Reproduce the records below in full and exactly, without their images.

--- begin Exercise material ---

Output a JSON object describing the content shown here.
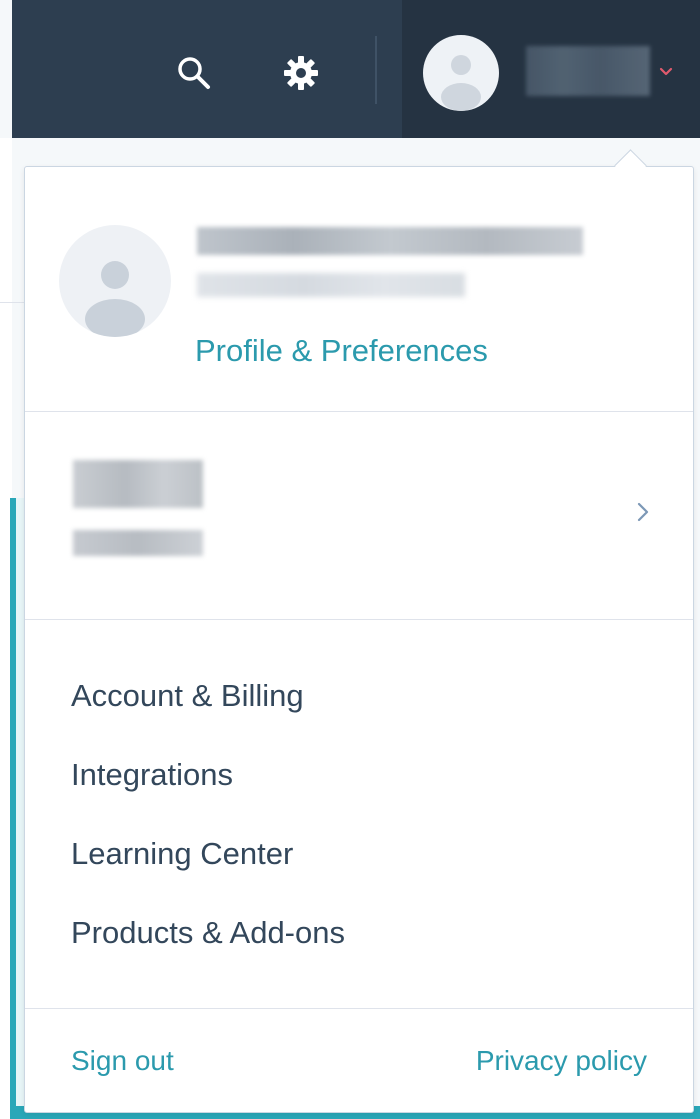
{
  "colors": {
    "navbar": "#2d3e50",
    "navbar_account": "#253342",
    "accent_link": "#2b9aad",
    "menu_text": "#33475b",
    "caret": "#e05a6d",
    "teal_background": "#2aa7b8"
  },
  "navbar": {
    "icons": [
      "search-icon",
      "gear-icon",
      "avatar-icon",
      "chevron-down-icon"
    ]
  },
  "dropdown": {
    "profile": {
      "link_label": "Profile & Preferences"
    },
    "account": {
      "icon": "chevron-right-icon"
    },
    "menu_items": [
      {
        "label": "Account & Billing"
      },
      {
        "label": "Integrations"
      },
      {
        "label": "Learning Center"
      },
      {
        "label": "Products & Add-ons"
      }
    ],
    "footer": {
      "sign_out_label": "Sign out",
      "privacy_label": "Privacy policy"
    }
  }
}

--- end Exercise material ---

» Exercise solution:
Output a JSON object describing the content shown here.
{
  "colors": {
    "navbar": "#2d3e50",
    "navbar_account": "#253342",
    "accent_link": "#2b9aad",
    "menu_text": "#33475b",
    "caret": "#e05a6d",
    "teal_background": "#2aa7b8"
  },
  "navbar": {
    "icons": [
      "search-icon",
      "gear-icon",
      "avatar-icon",
      "chevron-down-icon"
    ]
  },
  "dropdown": {
    "profile": {
      "link_label": "Profile & Preferences"
    },
    "account": {
      "icon": "chevron-right-icon"
    },
    "menu_items": [
      {
        "label": "Account & Billing"
      },
      {
        "label": "Integrations"
      },
      {
        "label": "Learning Center"
      },
      {
        "label": "Products & Add-ons"
      }
    ],
    "footer": {
      "sign_out_label": "Sign out",
      "privacy_label": "Privacy policy"
    }
  }
}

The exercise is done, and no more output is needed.